— begin DATASET ENTRIES —
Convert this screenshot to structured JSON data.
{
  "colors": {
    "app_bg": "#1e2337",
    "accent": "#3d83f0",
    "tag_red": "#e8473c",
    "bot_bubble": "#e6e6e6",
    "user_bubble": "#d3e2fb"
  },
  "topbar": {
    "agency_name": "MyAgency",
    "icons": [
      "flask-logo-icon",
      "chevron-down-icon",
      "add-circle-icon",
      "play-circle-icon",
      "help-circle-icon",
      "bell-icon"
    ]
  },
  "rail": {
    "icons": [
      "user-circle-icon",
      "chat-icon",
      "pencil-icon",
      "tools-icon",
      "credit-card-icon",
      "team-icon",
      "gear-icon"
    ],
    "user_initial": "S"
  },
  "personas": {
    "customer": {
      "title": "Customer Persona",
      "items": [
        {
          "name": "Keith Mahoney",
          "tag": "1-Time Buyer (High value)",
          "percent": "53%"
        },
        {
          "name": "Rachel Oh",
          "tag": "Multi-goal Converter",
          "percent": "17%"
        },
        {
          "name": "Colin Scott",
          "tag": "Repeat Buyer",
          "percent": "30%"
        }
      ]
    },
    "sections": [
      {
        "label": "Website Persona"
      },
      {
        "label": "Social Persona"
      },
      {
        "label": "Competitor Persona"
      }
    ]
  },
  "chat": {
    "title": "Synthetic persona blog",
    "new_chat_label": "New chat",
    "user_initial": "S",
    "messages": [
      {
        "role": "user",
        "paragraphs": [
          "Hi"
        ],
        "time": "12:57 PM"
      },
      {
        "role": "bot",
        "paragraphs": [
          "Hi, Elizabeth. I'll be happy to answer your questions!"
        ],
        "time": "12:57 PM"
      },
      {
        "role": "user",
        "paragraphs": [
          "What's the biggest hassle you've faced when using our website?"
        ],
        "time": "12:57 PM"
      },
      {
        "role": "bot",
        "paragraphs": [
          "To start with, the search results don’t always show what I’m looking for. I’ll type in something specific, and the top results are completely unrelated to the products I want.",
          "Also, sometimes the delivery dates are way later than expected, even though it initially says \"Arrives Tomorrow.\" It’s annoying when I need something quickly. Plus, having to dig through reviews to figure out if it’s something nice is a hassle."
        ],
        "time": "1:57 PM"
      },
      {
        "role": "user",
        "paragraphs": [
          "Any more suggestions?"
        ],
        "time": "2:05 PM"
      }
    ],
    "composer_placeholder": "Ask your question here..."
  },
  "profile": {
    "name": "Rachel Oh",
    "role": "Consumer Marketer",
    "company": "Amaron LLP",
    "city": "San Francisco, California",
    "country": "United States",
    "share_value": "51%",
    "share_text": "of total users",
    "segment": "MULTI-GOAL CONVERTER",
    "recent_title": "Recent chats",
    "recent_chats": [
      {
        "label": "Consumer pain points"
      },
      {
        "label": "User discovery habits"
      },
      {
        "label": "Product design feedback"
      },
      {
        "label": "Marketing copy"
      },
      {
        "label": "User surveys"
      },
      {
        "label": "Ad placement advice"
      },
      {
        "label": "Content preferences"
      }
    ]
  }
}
— end DATASET ENTRIES —
— begin DATASET ENTRIES —
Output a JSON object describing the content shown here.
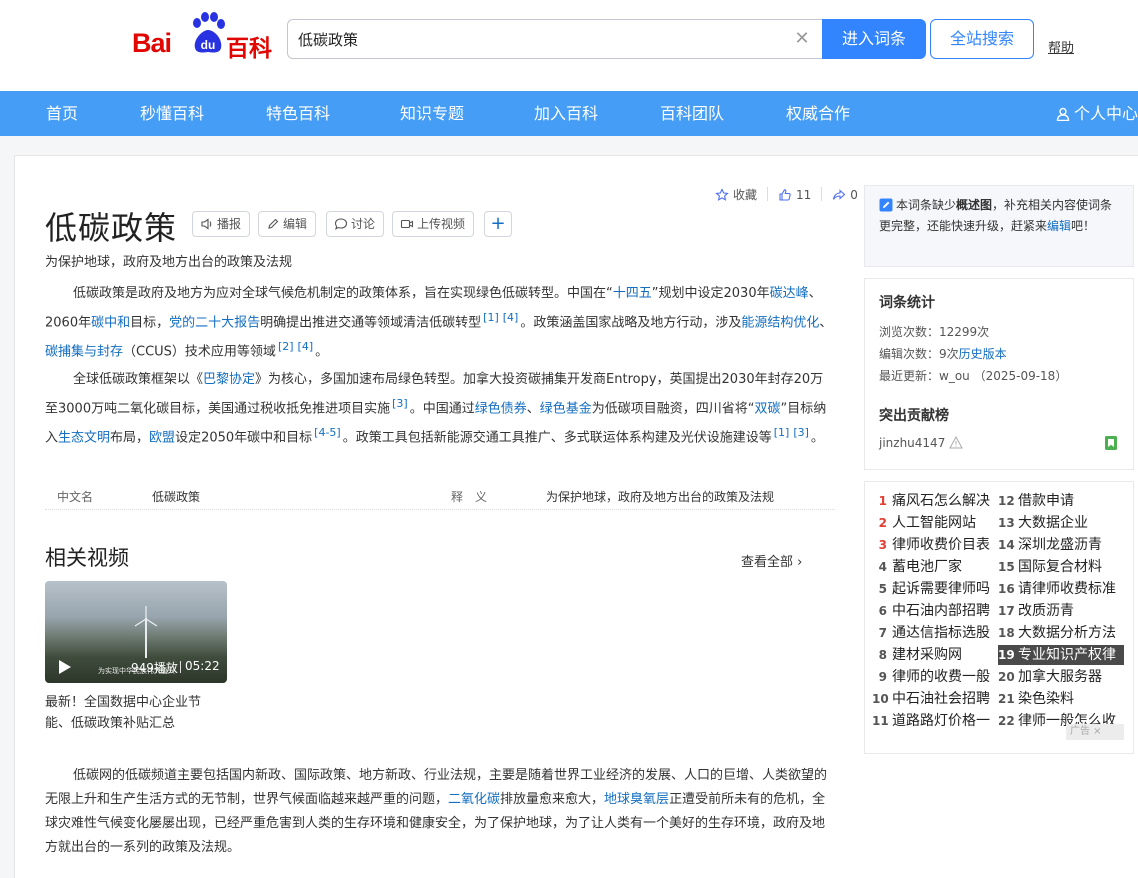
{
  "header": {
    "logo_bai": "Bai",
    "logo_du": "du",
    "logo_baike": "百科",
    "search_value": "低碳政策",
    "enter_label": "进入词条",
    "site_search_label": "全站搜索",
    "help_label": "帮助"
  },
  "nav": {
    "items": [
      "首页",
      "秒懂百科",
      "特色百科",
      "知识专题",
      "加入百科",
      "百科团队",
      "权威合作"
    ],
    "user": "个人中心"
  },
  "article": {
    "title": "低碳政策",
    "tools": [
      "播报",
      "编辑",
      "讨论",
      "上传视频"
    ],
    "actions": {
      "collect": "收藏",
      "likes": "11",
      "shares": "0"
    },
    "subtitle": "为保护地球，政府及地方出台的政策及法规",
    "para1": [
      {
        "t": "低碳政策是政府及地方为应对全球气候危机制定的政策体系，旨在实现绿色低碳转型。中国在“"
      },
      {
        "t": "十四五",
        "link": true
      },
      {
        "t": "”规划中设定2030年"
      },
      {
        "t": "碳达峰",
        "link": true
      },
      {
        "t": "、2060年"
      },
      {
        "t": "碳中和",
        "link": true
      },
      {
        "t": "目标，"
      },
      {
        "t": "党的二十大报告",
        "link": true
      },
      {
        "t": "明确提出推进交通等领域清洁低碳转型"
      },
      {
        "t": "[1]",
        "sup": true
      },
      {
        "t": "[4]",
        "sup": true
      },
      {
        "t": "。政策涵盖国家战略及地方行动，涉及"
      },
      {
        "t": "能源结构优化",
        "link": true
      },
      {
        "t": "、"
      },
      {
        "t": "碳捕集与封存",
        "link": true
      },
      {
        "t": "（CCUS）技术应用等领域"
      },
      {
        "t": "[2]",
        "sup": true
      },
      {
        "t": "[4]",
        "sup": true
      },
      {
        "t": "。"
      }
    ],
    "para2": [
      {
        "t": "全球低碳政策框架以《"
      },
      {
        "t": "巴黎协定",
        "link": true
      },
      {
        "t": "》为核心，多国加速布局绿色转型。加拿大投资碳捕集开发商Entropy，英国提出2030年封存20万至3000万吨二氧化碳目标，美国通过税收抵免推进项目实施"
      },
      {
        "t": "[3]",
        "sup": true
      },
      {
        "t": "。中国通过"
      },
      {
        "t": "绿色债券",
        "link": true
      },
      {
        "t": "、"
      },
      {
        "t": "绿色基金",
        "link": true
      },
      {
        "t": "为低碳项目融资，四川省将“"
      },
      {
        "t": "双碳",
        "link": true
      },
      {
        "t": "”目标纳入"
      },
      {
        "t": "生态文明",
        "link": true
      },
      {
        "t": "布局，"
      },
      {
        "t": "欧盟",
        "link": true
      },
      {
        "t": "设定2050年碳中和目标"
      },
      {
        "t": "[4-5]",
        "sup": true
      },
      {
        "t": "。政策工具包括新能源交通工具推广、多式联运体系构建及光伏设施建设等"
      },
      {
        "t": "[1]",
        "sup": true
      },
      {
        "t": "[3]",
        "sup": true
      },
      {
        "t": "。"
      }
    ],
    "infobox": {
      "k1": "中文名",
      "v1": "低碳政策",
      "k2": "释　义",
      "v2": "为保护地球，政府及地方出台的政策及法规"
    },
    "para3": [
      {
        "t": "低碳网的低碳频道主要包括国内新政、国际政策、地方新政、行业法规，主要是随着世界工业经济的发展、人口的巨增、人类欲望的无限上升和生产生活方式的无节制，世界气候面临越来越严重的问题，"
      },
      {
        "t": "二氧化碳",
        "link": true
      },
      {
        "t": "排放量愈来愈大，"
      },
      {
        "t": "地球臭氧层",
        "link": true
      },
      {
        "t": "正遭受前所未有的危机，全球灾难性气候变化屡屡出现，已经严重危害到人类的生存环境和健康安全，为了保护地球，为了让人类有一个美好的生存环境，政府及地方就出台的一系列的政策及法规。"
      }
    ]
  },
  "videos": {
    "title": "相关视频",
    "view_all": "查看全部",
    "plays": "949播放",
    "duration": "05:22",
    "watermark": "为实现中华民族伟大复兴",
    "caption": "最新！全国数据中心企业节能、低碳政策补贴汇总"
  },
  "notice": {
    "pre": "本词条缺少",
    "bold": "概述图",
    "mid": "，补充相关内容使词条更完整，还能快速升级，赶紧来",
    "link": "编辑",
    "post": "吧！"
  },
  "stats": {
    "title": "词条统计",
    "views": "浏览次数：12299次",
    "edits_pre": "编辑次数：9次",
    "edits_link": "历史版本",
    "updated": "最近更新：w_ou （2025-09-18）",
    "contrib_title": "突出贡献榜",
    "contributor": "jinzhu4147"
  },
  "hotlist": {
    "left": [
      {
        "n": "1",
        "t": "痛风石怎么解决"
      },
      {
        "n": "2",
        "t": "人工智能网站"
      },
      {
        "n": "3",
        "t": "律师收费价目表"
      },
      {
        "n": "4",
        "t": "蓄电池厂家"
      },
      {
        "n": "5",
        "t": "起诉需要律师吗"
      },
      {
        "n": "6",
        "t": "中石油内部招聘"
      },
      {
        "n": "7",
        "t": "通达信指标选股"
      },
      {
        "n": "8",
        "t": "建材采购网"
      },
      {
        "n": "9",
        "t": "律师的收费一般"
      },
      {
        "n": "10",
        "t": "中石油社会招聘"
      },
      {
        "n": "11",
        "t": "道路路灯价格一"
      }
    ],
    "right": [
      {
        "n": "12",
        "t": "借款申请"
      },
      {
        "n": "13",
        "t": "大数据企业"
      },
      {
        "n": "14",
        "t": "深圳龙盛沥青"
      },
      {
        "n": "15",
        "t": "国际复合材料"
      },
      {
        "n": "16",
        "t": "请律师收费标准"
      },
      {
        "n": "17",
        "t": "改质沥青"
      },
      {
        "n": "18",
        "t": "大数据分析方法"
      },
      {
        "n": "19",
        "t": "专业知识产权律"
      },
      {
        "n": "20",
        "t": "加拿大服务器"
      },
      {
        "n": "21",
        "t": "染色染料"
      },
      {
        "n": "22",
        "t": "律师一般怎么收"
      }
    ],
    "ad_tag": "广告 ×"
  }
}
— end DATASET ENTRIES —
Pull out every line holding "为保护地球" from the records above, and copy it.

    "subtitle": "为保护地球，政府及地方出台的政策及法规",
      "v2": "为保护地球，政府及地方出台的政策及法规"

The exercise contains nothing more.